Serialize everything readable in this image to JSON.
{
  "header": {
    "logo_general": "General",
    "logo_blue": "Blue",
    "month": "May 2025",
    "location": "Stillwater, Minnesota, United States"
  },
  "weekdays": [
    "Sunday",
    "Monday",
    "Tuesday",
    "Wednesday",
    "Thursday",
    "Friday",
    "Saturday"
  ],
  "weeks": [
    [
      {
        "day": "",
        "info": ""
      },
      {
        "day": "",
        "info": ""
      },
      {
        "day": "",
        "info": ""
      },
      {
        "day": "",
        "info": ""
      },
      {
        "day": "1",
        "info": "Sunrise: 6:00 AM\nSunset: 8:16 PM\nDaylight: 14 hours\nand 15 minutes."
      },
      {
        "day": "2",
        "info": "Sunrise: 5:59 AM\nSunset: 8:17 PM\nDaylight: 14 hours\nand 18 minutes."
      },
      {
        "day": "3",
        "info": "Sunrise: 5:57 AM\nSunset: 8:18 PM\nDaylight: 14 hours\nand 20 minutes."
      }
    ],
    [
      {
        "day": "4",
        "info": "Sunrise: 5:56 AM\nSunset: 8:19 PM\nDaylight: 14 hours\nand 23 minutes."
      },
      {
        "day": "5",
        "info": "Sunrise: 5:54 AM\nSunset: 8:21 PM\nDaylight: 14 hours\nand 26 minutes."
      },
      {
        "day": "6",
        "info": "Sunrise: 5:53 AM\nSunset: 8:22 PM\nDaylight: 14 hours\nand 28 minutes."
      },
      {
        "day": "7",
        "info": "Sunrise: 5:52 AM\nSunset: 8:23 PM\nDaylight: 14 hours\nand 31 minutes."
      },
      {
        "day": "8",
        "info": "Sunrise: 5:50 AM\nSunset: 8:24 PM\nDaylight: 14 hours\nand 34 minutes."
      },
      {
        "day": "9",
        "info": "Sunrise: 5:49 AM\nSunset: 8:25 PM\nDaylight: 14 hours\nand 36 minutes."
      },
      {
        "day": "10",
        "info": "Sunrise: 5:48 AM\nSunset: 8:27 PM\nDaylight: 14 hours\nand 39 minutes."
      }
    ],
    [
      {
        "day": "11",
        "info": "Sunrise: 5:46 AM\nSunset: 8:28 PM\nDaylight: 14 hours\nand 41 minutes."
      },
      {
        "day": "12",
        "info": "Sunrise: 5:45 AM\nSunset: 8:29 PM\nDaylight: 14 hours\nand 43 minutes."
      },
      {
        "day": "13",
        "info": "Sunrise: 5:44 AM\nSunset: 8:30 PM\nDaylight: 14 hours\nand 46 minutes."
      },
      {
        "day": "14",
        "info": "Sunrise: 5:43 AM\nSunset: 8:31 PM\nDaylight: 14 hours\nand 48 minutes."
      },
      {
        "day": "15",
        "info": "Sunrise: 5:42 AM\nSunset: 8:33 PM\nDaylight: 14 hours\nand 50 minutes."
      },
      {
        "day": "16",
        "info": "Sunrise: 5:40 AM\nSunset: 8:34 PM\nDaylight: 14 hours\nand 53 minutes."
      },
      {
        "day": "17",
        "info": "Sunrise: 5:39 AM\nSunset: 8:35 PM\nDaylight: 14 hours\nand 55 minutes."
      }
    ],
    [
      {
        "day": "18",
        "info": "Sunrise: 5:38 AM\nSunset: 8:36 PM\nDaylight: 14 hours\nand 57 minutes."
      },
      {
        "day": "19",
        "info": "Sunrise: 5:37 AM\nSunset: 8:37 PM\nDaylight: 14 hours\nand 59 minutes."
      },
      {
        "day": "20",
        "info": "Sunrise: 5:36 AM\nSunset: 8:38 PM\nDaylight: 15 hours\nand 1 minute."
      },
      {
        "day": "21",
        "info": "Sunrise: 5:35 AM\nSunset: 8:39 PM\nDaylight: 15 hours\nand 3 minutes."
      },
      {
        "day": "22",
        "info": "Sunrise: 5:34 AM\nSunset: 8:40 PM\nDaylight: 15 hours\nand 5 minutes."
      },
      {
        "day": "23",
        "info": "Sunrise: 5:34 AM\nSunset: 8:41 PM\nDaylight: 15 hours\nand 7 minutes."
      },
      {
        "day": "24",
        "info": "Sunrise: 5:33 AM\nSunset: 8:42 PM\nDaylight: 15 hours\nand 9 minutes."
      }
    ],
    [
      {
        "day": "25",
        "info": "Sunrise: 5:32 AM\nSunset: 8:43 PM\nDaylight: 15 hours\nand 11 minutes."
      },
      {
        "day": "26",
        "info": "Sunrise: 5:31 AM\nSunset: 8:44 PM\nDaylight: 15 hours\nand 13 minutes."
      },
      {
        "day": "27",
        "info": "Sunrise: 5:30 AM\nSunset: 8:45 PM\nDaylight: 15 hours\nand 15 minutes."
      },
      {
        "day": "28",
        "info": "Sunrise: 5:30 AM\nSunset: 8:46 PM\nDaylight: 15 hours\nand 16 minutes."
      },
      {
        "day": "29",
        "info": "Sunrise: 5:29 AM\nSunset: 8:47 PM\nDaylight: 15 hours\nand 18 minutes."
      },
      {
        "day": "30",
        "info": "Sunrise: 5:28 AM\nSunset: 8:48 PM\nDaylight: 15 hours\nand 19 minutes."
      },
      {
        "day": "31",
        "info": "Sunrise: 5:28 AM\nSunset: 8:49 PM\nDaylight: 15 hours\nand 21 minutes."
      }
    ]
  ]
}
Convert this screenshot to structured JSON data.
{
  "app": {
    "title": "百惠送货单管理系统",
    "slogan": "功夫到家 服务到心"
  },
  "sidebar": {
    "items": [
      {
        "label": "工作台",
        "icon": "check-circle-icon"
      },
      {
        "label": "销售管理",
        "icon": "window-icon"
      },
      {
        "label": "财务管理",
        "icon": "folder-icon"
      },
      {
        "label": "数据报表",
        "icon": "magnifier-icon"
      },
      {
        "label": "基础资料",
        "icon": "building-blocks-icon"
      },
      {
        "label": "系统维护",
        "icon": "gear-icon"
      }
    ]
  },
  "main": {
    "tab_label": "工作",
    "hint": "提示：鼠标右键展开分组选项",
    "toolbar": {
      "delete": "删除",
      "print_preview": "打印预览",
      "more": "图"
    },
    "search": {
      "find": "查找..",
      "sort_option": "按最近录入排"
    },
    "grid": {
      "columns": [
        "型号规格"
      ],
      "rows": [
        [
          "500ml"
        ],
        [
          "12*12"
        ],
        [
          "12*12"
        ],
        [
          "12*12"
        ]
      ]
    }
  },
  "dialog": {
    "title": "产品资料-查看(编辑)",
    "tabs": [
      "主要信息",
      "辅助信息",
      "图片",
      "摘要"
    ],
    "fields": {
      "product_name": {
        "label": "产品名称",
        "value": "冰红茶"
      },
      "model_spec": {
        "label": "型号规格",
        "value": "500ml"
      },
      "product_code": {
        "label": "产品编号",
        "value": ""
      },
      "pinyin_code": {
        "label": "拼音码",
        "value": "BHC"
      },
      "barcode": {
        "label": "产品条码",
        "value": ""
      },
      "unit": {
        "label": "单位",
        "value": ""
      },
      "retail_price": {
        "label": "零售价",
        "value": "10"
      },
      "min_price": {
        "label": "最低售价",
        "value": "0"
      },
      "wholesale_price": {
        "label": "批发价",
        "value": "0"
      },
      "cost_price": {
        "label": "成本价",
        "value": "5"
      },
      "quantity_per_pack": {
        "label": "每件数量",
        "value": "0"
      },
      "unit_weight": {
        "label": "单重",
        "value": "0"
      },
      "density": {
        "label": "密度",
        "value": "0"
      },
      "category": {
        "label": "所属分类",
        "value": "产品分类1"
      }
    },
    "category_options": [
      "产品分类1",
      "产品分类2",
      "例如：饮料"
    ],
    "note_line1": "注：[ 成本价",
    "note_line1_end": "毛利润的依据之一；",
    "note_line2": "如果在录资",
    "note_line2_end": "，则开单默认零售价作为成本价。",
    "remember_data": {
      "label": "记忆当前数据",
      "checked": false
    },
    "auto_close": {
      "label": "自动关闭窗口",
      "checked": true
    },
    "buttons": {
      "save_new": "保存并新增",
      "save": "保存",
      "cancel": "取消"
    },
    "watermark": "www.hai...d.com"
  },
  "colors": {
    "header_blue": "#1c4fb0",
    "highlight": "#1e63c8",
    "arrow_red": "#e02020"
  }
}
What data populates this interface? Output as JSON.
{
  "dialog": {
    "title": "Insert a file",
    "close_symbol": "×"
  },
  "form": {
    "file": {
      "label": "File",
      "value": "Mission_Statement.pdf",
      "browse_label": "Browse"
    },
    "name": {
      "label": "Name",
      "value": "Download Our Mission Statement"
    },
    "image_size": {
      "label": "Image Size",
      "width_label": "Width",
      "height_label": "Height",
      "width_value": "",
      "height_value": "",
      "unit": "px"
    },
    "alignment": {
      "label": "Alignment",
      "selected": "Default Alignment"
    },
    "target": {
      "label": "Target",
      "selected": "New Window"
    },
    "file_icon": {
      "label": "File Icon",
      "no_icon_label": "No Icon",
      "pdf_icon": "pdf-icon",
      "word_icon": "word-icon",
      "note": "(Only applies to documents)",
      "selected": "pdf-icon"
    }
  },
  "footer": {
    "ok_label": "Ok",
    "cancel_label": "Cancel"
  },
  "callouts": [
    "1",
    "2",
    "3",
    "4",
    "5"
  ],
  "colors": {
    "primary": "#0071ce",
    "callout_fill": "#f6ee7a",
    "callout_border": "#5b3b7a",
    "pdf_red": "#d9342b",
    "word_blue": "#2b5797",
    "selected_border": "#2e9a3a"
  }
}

- - - -

Directive
Extract every line from the records above that contains the word "JSON".

Correct response
Serialize everything readable in this image to JSON.
Convert this screenshot to structured JSON data.
What data populates this interface? Output as JSON.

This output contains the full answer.